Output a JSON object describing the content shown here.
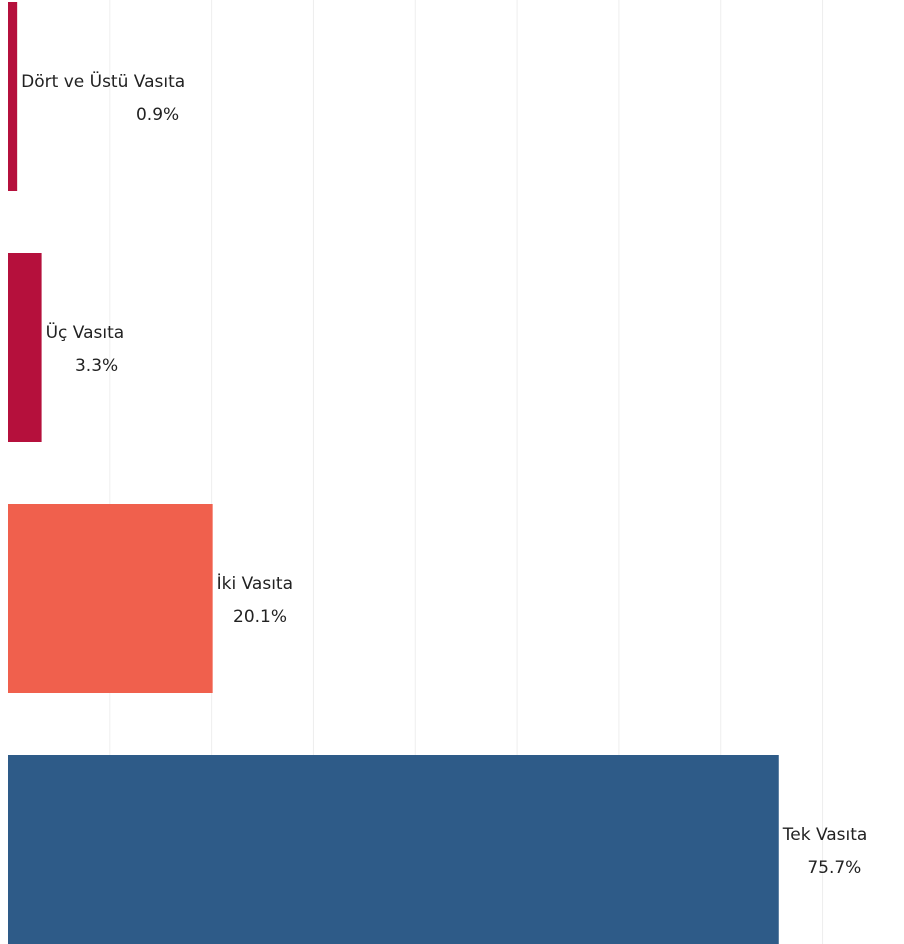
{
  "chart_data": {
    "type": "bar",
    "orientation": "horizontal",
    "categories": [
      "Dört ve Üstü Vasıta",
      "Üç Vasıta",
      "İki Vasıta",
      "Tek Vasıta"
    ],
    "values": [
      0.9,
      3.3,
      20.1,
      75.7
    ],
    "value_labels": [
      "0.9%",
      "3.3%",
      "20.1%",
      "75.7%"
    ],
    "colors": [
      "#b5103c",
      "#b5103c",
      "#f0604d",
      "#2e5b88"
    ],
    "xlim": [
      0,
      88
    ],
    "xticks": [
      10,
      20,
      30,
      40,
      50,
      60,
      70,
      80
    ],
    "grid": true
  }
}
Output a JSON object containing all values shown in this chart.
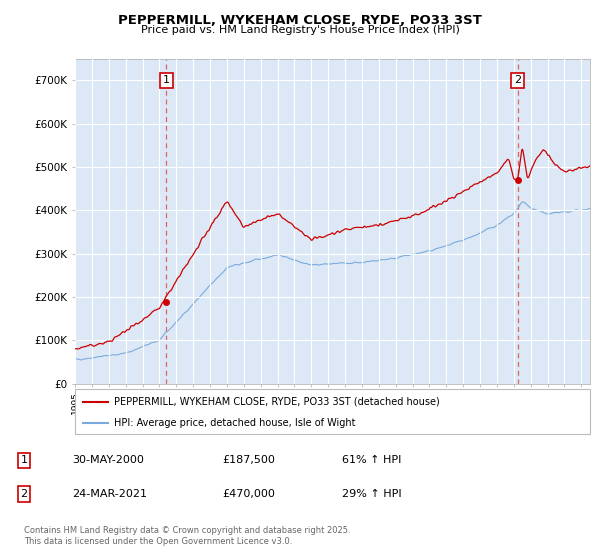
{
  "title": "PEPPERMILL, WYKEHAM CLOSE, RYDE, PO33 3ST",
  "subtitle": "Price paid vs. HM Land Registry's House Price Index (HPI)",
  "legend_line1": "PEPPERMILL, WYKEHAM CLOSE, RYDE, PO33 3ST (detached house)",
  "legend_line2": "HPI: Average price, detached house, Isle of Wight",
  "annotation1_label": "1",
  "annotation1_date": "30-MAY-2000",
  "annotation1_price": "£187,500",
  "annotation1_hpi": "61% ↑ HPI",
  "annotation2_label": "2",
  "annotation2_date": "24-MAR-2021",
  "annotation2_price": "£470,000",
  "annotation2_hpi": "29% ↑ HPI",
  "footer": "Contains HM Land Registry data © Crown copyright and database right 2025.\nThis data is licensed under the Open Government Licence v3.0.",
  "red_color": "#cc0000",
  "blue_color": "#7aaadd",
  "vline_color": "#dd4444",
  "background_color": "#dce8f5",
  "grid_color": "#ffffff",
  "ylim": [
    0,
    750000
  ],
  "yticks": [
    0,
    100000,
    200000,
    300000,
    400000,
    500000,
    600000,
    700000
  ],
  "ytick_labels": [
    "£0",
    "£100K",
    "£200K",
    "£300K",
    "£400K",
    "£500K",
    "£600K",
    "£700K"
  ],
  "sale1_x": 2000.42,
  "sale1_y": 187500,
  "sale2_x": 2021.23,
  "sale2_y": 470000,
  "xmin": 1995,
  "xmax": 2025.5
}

☆ ☆ ☆

» WHAT THE TASK ASKS: Quote each entry above verbatim and drop the pictures.

» ANSWER FOR THE TASK:
Output a JSON object describing the content shown here.
{
  "chart_data": {
    "type": "bar",
    "orientation": "horizontal",
    "categories": [
      "Dört ve Üstü Vasıta",
      "Üç Vasıta",
      "İki Vasıta",
      "Tek Vasıta"
    ],
    "values": [
      0.9,
      3.3,
      20.1,
      75.7
    ],
    "value_labels": [
      "0.9%",
      "3.3%",
      "20.1%",
      "75.7%"
    ],
    "colors": [
      "#b5103c",
      "#b5103c",
      "#f0604d",
      "#2e5b88"
    ],
    "xlim": [
      0,
      88
    ],
    "xticks": [
      10,
      20,
      30,
      40,
      50,
      60,
      70,
      80
    ],
    "grid": true
  }
}
Output a JSON object containing all values shown in this chart.
{
  "title": "PEPPERMILL, WYKEHAM CLOSE, RYDE, PO33 3ST",
  "subtitle": "Price paid vs. HM Land Registry's House Price Index (HPI)",
  "legend_line1": "PEPPERMILL, WYKEHAM CLOSE, RYDE, PO33 3ST (detached house)",
  "legend_line2": "HPI: Average price, detached house, Isle of Wight",
  "annotation1_label": "1",
  "annotation1_date": "30-MAY-2000",
  "annotation1_price": "£187,500",
  "annotation1_hpi": "61% ↑ HPI",
  "annotation2_label": "2",
  "annotation2_date": "24-MAR-2021",
  "annotation2_price": "£470,000",
  "annotation2_hpi": "29% ↑ HPI",
  "footer": "Contains HM Land Registry data © Crown copyright and database right 2025.\nThis data is licensed under the Open Government Licence v3.0.",
  "red_color": "#cc0000",
  "blue_color": "#7aaadd",
  "vline_color": "#dd4444",
  "background_color": "#dce8f5",
  "grid_color": "#ffffff",
  "ylim": [
    0,
    750000
  ],
  "yticks": [
    0,
    100000,
    200000,
    300000,
    400000,
    500000,
    600000,
    700000
  ],
  "ytick_labels": [
    "£0",
    "£100K",
    "£200K",
    "£300K",
    "£400K",
    "£500K",
    "£600K",
    "£700K"
  ],
  "sale1_x": 2000.42,
  "sale1_y": 187500,
  "sale2_x": 2021.23,
  "sale2_y": 470000,
  "xmin": 1995,
  "xmax": 2025.5
}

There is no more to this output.